TASK PROMPT →
From the entries below, extract every line that includes the word "JSON".

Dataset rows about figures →
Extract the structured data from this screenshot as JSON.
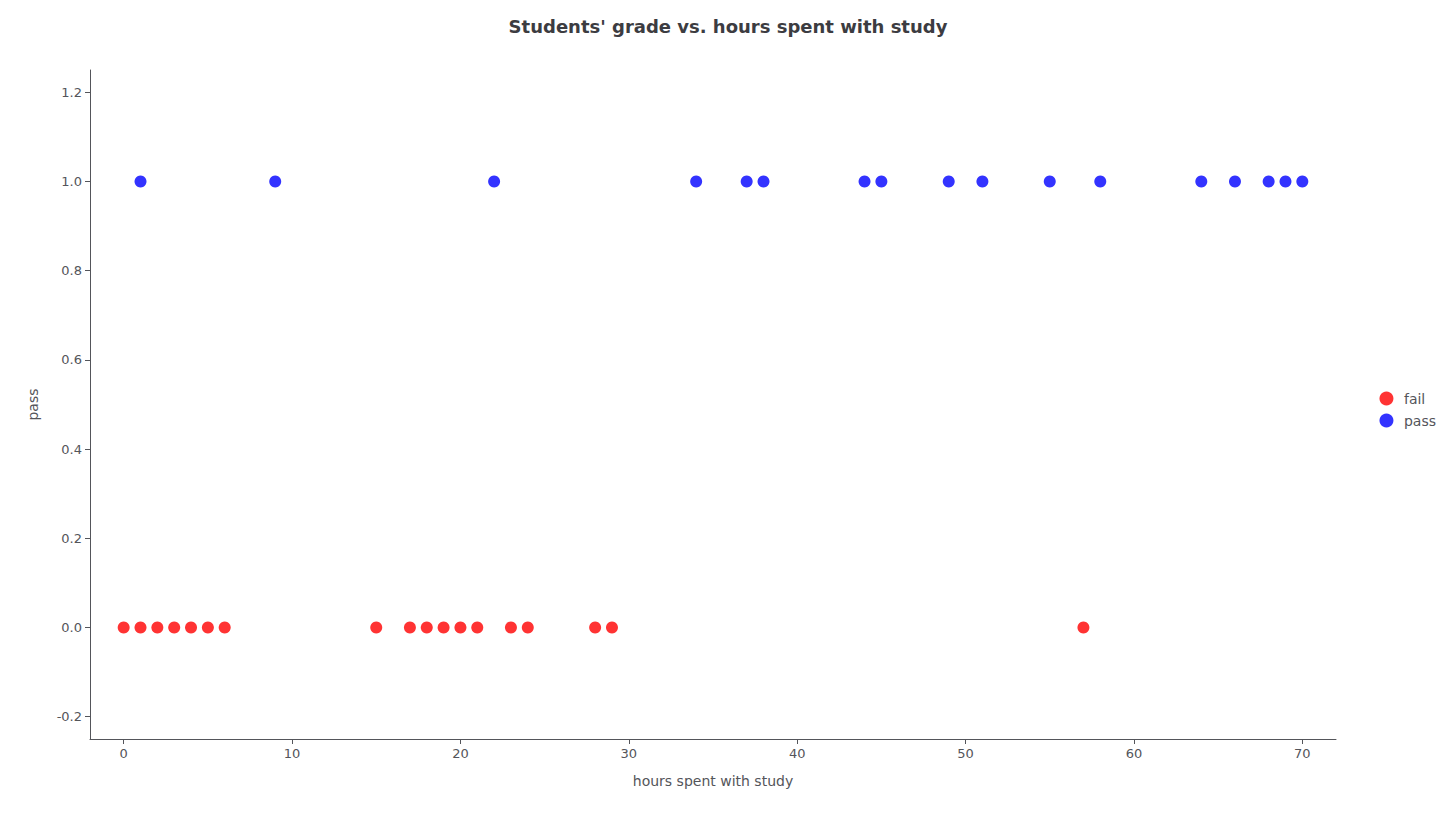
{
  "chart_data": {
    "type": "scatter",
    "title": "Students' grade vs. hours spent with study",
    "xlabel": "hours spent with study",
    "ylabel": "pass",
    "series": [
      {
        "name": "fail",
        "color": "#ff0000",
        "x": [
          0,
          1,
          2,
          3,
          4,
          5,
          6,
          15,
          17,
          18,
          19,
          20,
          21,
          23,
          24,
          28,
          29,
          57
        ],
        "values": [
          0,
          0,
          0,
          0,
          0,
          0,
          0,
          0,
          0,
          0,
          0,
          0,
          0,
          0,
          0,
          0,
          0,
          0
        ]
      },
      {
        "name": "pass",
        "color": "#0000ff",
        "x": [
          1,
          9,
          22,
          34,
          37,
          38,
          44,
          45,
          49,
          51,
          55,
          58,
          64,
          66,
          68,
          69,
          70
        ],
        "values": [
          1,
          1,
          1,
          1,
          1,
          1,
          1,
          1,
          1,
          1,
          1,
          1,
          1,
          1,
          1,
          1,
          1
        ]
      }
    ],
    "xlim": [
      -2,
      72
    ],
    "ylim": [
      -0.25,
      1.25
    ],
    "xticks": [
      0,
      10,
      20,
      30,
      40,
      50,
      60,
      70
    ],
    "yticks": [
      -0.2,
      {
        "value": 0.0,
        "label": "0.0"
      },
      0.2,
      0.4,
      0.6,
      0.8,
      {
        "value": 1.0,
        "label": "1.0"
      },
      1.2
    ],
    "grid": false,
    "legend": "right"
  }
}
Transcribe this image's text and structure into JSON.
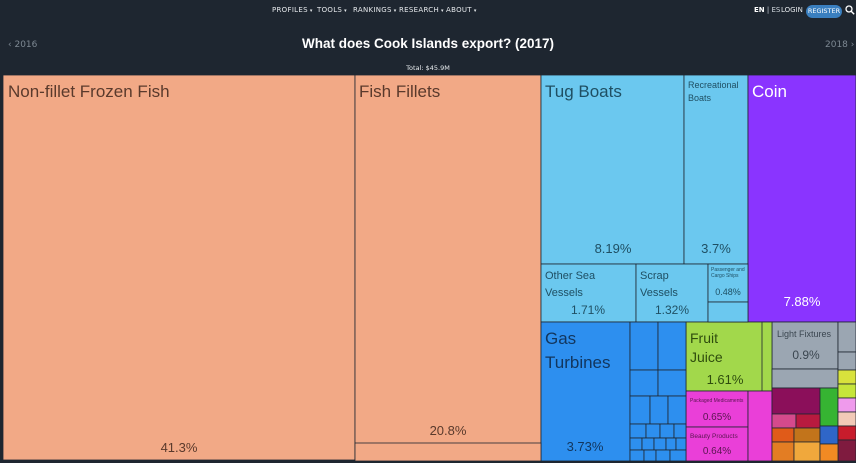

ANSWER →
Extract the structured data from this screenshot as JSON.
Transcribe this image's text and structure into JSON.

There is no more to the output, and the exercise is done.